:: Material provided ::

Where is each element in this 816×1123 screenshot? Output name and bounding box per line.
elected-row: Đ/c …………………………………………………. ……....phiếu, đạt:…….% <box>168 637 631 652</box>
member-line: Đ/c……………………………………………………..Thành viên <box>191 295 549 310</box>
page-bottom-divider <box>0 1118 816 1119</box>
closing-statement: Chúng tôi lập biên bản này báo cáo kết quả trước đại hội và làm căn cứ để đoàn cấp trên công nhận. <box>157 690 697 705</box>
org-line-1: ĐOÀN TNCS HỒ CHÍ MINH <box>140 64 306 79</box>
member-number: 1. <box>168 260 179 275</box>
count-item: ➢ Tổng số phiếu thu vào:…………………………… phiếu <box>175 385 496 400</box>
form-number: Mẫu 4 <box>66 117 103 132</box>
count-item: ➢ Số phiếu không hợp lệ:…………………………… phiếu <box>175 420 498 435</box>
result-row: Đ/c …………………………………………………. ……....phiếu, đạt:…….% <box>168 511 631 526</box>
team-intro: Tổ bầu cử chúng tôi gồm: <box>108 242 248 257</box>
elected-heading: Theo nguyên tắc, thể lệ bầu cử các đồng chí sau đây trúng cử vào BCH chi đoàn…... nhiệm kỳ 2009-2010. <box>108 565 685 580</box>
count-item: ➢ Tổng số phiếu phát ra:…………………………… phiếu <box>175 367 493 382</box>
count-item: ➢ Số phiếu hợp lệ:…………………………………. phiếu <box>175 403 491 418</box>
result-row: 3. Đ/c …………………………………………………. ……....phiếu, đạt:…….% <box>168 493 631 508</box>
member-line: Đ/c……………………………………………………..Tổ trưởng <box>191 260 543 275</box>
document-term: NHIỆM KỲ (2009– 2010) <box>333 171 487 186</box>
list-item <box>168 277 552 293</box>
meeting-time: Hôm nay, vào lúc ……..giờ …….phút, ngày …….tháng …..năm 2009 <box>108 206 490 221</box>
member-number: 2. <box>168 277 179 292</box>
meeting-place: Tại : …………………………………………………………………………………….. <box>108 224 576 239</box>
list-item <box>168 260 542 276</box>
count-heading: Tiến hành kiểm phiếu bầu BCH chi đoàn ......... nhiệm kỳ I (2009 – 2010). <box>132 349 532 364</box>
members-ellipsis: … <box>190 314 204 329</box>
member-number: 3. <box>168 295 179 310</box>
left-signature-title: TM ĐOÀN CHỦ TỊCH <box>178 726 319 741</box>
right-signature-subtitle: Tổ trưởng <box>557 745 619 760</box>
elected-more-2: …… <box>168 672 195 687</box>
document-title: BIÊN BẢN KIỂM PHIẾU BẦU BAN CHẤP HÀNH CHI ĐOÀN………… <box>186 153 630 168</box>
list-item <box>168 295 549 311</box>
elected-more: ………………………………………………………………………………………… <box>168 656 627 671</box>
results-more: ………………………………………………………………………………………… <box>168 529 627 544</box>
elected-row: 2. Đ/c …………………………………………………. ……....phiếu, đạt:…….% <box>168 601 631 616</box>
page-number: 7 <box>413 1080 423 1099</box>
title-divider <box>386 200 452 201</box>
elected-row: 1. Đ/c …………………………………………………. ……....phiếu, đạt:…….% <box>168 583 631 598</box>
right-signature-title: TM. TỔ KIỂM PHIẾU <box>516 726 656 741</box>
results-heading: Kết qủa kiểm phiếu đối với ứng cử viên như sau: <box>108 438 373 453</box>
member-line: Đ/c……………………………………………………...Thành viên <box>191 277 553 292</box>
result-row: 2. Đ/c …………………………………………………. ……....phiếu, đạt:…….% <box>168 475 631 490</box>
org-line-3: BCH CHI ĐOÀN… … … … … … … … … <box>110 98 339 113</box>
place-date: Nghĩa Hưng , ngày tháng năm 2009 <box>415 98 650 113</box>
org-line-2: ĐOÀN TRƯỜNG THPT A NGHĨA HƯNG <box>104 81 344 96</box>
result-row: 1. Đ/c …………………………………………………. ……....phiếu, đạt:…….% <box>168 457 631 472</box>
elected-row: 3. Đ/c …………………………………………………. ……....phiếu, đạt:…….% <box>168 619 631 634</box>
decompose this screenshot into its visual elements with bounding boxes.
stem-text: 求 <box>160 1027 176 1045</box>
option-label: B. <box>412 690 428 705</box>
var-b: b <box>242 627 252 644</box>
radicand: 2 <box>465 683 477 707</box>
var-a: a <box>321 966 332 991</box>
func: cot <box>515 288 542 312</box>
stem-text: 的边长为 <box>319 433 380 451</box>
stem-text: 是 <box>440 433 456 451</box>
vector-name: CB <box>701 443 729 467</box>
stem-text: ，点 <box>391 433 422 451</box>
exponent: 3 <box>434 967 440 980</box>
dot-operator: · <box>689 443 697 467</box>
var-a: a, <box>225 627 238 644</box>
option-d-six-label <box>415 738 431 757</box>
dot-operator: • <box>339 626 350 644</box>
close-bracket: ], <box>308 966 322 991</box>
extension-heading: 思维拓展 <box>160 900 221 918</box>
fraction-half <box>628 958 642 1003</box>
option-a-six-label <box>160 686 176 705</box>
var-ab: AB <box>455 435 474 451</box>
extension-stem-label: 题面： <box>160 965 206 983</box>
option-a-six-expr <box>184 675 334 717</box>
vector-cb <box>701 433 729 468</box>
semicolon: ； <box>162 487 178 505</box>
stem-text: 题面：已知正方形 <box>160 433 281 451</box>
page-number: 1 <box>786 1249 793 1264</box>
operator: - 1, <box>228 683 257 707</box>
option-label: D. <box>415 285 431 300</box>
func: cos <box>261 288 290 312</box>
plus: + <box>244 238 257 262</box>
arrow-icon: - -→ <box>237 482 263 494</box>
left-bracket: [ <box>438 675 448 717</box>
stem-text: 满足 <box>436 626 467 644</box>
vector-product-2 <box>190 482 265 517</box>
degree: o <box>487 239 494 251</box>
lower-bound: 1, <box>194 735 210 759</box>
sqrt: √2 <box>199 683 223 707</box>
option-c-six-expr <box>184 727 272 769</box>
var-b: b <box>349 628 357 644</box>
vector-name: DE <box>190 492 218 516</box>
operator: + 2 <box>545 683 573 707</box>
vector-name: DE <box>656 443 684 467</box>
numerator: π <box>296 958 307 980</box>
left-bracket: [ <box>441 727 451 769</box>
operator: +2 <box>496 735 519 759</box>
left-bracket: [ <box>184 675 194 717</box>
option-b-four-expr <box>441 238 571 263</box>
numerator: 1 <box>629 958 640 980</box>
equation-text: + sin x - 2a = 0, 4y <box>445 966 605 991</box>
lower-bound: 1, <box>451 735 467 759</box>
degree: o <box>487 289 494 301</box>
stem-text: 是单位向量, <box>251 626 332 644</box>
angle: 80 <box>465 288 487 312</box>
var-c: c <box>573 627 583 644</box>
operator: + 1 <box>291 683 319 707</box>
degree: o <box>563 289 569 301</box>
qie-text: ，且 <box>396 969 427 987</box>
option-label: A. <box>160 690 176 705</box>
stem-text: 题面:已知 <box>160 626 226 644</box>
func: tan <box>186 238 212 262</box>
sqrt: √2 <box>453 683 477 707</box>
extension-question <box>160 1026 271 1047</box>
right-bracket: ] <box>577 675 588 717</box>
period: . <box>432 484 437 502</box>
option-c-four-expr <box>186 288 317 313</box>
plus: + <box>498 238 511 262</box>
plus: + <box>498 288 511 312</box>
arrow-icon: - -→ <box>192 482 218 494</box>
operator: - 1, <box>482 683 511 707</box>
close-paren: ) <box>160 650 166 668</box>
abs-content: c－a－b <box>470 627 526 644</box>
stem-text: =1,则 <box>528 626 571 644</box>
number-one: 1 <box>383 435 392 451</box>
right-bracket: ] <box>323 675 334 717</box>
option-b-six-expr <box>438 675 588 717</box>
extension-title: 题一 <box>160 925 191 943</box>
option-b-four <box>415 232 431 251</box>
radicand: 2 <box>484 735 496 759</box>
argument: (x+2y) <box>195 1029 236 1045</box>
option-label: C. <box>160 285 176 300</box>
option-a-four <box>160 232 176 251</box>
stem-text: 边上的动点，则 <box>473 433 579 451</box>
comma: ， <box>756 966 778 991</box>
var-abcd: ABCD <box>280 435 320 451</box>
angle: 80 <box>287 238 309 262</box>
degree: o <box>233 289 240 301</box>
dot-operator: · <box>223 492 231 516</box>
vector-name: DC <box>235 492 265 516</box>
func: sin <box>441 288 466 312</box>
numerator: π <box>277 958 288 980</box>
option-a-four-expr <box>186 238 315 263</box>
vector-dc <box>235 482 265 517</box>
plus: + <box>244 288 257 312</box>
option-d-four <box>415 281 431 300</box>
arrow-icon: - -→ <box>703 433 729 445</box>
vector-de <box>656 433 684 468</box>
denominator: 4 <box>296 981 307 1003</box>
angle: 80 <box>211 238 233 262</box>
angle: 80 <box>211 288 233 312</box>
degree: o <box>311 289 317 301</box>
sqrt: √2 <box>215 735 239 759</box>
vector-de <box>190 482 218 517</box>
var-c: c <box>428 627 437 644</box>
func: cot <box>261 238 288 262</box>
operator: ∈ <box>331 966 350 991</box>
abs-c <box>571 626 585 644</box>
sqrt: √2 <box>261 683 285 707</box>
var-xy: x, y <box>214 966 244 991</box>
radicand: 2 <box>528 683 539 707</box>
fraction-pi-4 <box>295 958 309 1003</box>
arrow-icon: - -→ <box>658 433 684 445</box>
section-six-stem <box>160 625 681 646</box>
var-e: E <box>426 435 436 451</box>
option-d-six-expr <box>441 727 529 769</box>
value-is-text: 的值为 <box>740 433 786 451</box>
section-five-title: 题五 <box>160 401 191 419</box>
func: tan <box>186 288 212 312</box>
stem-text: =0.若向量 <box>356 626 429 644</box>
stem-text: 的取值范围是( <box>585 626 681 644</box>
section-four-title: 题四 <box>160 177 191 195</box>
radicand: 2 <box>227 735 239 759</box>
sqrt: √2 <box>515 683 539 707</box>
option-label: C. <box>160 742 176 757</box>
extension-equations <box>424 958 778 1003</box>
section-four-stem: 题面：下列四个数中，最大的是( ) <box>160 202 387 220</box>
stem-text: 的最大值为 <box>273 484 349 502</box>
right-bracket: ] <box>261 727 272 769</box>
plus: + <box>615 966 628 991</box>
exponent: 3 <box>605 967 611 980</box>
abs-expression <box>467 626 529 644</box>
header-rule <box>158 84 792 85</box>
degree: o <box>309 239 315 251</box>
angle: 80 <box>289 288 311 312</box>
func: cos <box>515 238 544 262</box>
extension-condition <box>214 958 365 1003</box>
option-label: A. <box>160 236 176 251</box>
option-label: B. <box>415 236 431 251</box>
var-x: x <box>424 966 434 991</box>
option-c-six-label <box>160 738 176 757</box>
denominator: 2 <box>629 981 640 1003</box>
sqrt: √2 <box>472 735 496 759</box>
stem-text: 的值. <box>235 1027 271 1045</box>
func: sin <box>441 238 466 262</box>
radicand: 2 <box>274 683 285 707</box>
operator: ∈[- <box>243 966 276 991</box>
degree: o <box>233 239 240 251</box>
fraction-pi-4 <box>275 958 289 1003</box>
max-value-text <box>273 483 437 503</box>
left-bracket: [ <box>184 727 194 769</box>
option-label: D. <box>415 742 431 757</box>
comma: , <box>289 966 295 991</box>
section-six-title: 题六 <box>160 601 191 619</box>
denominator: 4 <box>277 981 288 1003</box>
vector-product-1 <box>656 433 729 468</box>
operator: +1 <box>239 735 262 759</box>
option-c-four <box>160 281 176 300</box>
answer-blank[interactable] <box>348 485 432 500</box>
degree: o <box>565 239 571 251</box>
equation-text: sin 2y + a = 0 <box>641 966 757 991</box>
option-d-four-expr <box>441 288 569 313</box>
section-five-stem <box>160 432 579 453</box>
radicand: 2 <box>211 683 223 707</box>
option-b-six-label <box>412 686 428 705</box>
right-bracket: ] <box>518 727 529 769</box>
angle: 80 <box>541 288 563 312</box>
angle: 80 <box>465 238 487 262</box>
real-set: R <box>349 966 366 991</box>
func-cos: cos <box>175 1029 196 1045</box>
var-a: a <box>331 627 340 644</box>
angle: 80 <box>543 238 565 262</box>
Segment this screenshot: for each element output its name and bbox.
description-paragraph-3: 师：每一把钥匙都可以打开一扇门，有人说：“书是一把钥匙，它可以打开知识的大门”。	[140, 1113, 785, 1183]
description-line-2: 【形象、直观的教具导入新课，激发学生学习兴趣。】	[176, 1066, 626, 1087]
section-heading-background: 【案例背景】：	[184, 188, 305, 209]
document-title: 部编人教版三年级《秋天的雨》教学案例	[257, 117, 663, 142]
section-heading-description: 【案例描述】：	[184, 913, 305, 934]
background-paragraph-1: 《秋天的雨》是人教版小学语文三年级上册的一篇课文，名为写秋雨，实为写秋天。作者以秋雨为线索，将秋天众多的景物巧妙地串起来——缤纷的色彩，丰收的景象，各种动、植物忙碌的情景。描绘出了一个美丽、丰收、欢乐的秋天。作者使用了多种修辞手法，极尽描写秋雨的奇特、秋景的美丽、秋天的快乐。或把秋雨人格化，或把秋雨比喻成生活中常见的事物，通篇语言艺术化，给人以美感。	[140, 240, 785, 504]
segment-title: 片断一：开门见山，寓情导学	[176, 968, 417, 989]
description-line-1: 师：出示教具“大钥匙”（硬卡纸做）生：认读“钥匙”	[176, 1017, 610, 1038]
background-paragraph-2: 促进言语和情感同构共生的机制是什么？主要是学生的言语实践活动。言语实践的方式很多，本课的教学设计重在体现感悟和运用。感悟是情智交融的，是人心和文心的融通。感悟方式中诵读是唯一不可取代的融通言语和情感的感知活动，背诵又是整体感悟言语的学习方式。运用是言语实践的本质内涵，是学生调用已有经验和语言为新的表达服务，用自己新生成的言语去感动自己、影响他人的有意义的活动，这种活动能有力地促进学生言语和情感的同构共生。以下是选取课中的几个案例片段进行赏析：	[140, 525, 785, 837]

:::

• [Written task]:
Output the data as a numbered list with blank lines left out. Begin with its first line and stop after the line that contains "elected-heading: Theo nguyên".

• [Response to the task]:
1. Where is each element in this 816×1123 screenshot? Output name and bounding box per line.
2. elected-row: Đ/c …………………………………………………. ……....phiếu, đạt:…….% <box>168 637 631 652</box>
3. member-line: Đ/c……………………………………………………..Thành viên <box>191 295 549 310</box>
4. page-bottom-divider <box>0 1118 816 1119</box>
5. closing-statement: Chúng tôi lập biên bản này báo cáo kết quả trước đại hội và làm căn cứ để đoàn cấp trên công nhận. <box>157 690 697 705</box>
6. org-line-1: ĐOÀN TNCS HỒ CHÍ MINH <box>140 64 306 79</box>
7. member-number: 1. <box>168 260 179 275</box>
8. count-item: ➢ Tổng số phiếu thu vào:…………………………… phiếu <box>175 385 496 400</box>
9. form-number: Mẫu 4 <box>66 117 103 132</box>
10. count-item: ➢ Số phiếu không hợp lệ:…………………………… phiếu <box>175 420 498 435</box>
11. result-row: Đ/c …………………………………………………. ……....phiếu, đạt:…….% <box>168 511 631 526</box>
12. team-intro: Tổ bầu cử chúng tôi gồm: <box>108 242 248 257</box>
13. elected-heading: Theo nguyên tắc, thể lệ bầu cử các đồng chí sau đây trúng cử vào BCH chi đoàn…... nhiệm kỳ 2009-2010. <box>108 565 685 580</box>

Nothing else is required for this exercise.